* **Written problem**
Reproduce every line of the records below without any changes.

* **Data provided**
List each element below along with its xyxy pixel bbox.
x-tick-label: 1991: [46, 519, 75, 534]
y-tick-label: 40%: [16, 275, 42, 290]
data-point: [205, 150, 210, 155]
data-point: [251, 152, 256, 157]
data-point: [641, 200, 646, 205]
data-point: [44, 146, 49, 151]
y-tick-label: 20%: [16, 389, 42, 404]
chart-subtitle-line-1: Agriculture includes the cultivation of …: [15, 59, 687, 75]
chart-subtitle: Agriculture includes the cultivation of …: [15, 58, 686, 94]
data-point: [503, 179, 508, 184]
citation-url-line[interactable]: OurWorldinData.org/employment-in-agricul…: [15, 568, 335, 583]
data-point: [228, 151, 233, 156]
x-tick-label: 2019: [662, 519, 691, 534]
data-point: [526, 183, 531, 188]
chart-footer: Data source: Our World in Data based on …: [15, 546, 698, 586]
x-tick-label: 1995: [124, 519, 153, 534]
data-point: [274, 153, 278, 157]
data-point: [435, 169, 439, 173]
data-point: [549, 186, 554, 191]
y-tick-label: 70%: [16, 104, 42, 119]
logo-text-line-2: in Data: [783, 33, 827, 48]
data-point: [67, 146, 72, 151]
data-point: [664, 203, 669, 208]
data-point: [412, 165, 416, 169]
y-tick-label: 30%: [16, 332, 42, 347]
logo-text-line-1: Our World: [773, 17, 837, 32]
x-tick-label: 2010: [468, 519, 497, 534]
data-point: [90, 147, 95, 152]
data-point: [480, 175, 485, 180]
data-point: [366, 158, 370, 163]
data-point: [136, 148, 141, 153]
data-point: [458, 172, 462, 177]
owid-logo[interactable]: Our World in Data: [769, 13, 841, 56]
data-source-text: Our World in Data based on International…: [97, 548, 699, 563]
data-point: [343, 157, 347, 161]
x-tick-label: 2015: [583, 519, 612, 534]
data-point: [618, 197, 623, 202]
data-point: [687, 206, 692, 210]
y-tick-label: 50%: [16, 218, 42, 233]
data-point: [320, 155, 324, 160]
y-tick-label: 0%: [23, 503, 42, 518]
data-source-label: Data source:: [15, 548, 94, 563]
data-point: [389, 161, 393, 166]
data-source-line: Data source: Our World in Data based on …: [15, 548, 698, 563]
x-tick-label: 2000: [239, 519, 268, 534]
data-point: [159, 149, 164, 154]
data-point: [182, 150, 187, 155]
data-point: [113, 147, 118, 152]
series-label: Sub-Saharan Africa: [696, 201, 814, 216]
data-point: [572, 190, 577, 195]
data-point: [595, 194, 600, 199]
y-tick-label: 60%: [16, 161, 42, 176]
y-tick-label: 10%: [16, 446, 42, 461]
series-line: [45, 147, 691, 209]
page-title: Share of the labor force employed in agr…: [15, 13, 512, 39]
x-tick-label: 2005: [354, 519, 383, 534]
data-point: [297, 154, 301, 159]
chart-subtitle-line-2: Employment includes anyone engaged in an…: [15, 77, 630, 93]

* **Exercise response**
List each element below along with its xyxy pixel bbox.
x-tick-label: 1991: [46, 519, 75, 534]
y-tick-label: 40%: [16, 275, 42, 290]
data-point: [205, 150, 210, 155]
data-point: [251, 152, 256, 157]
data-point: [641, 200, 646, 205]
data-point: [44, 146, 49, 151]
y-tick-label: 20%: [16, 389, 42, 404]
chart-subtitle-line-1: Agriculture includes the cultivation of …: [15, 59, 687, 75]
chart-subtitle: Agriculture includes the cultivation of …: [15, 58, 686, 94]
data-point: [503, 179, 508, 184]
citation-url-line[interactable]: OurWorldinData.org/employment-in-agricul…: [15, 568, 335, 583]
data-point: [228, 151, 233, 156]
x-tick-label: 2019: [662, 519, 691, 534]
data-point: [526, 183, 531, 188]
chart-footer: Data source: Our World in Data based on …: [15, 546, 698, 586]
x-tick-label: 1995: [124, 519, 153, 534]
data-point: [274, 153, 278, 157]
data-point: [435, 169, 439, 173]
data-point: [549, 186, 554, 191]
y-tick-label: 70%: [16, 104, 42, 119]
logo-text-line-2: in Data: [783, 33, 827, 48]
data-point: [67, 146, 72, 151]
data-point: [664, 203, 669, 208]
data-point: [412, 165, 416, 169]
y-tick-label: 30%: [16, 332, 42, 347]
logo-text-line-1: Our World: [773, 17, 837, 32]
x-tick-label: 2010: [468, 519, 497, 534]
data-point: [90, 147, 95, 152]
data-point: [480, 175, 485, 180]
data-point: [366, 158, 370, 163]
data-point: [136, 148, 141, 153]
data-point: [458, 172, 462, 177]
owid-logo[interactable]: Our World in Data: [769, 13, 841, 56]
data-source-text: Our World in Data based on International…: [97, 548, 699, 563]
data-point: [343, 157, 347, 161]
x-tick-label: 2015: [583, 519, 612, 534]
data-point: [618, 197, 623, 202]
data-point: [687, 206, 692, 210]
y-tick-label: 50%: [16, 218, 42, 233]
data-point: [320, 155, 324, 160]
y-tick-label: 0%: [23, 503, 42, 518]
data-source-label: Data source:: [15, 548, 94, 563]
data-point: [389, 161, 393, 166]
data-source-line: Data source: Our World in Data based on …: [15, 548, 698, 563]
x-tick-label: 2000: [239, 519, 268, 534]
data-point: [159, 149, 164, 154]
data-point: [182, 150, 187, 155]
data-point: [113, 147, 118, 152]
series-label: Sub-Saharan Africa: [696, 201, 814, 216]
data-point: [572, 190, 577, 195]
data-point: [595, 194, 600, 199]
y-tick-label: 60%: [16, 161, 42, 176]
y-tick-label: 10%: [16, 446, 42, 461]
series-line: [45, 147, 691, 209]
page-title: Share of the labor force employed in agr…: [15, 13, 512, 39]
x-tick-label: 2005: [354, 519, 383, 534]
data-point: [297, 154, 301, 159]
chart-subtitle-line-2: Employment includes anyone engaged in an…: [15, 77, 630, 93]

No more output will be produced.